* [Stored records]
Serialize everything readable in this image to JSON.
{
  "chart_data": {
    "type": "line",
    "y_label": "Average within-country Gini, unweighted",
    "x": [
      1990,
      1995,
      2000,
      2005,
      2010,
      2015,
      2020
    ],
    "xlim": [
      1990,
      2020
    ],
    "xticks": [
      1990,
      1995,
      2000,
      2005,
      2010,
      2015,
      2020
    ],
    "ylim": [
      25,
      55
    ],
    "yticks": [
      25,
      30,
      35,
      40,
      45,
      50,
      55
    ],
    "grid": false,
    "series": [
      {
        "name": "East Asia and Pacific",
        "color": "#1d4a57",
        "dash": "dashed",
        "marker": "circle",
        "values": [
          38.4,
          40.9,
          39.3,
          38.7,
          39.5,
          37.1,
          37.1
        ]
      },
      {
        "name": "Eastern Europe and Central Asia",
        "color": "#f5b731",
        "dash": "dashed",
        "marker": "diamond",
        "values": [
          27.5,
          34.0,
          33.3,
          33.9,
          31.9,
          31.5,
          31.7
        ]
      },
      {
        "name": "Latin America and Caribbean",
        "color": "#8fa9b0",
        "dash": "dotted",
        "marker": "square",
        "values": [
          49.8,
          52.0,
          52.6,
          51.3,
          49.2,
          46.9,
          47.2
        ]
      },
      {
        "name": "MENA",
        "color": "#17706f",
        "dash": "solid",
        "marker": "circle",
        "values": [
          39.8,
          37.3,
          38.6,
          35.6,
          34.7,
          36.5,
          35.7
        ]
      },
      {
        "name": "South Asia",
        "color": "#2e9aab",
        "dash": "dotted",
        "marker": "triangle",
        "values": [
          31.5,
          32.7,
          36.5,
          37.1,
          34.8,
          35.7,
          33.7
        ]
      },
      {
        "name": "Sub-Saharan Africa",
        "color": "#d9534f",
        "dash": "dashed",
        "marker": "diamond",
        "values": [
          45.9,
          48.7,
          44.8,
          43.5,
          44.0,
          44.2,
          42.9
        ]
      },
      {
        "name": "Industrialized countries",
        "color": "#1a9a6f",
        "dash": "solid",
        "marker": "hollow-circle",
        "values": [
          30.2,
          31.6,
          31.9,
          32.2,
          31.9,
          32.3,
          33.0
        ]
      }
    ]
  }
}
...
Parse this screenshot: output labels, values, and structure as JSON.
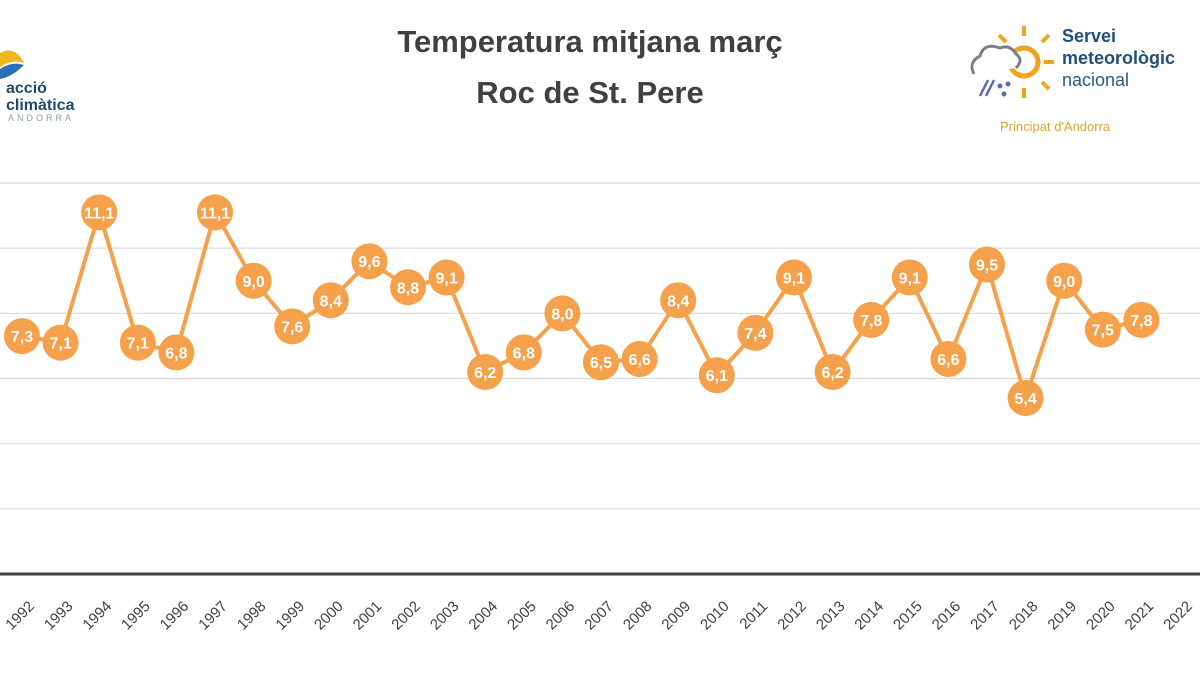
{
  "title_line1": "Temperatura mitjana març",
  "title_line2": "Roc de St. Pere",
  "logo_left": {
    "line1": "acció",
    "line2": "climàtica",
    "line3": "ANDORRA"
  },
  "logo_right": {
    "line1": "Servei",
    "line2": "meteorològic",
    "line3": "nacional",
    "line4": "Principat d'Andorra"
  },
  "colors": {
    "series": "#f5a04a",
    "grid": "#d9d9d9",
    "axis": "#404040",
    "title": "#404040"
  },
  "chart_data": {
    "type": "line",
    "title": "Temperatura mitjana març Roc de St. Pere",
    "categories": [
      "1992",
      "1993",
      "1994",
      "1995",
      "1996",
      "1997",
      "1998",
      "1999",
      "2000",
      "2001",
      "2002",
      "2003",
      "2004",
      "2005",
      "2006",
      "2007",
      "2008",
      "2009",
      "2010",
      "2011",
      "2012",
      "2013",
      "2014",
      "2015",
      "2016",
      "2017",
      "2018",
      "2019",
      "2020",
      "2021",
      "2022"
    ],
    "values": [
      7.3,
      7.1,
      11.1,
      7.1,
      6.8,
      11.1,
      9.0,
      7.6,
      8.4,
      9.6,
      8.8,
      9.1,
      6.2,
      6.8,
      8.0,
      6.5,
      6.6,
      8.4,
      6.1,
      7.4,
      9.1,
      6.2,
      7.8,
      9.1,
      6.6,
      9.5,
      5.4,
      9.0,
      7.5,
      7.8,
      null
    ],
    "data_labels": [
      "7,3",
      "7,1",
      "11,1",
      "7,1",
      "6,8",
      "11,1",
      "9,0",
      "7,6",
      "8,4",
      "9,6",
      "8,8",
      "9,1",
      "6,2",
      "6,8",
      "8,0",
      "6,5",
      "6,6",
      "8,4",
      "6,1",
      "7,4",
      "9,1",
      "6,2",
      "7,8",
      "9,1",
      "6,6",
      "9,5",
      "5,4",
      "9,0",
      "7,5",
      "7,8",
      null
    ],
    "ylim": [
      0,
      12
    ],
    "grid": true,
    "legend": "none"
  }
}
--
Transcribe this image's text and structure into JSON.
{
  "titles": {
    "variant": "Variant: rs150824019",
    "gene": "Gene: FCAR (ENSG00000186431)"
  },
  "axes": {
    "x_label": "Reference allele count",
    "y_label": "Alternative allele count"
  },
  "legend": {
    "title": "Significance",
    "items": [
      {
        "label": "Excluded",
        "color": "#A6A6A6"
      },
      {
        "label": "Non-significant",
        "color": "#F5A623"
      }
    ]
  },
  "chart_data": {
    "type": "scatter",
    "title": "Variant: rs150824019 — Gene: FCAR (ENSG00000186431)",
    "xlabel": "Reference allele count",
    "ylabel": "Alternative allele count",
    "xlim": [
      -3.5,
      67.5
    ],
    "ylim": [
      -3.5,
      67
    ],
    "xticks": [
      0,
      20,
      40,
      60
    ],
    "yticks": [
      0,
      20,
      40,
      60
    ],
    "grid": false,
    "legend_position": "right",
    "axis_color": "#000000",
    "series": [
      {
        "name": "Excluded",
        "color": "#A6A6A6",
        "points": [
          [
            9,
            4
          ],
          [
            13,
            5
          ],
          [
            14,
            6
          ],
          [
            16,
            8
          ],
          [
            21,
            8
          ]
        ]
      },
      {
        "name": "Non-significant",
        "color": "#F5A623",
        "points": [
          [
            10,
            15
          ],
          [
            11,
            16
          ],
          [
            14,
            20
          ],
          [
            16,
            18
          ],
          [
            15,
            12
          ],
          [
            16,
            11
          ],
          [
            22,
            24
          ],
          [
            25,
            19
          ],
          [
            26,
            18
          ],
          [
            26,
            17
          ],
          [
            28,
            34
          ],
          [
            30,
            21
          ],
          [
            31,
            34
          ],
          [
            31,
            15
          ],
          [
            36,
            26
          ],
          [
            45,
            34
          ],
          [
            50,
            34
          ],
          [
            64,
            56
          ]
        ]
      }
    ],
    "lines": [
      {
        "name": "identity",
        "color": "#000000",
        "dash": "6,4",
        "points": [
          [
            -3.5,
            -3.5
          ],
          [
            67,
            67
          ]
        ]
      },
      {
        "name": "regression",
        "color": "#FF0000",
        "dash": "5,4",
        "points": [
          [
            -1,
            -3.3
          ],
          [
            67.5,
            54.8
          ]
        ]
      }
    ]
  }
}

* [Set task]
Within the entries above, report how many lines include "Temperatura", and keep the answer to the number.

* [Written response]
2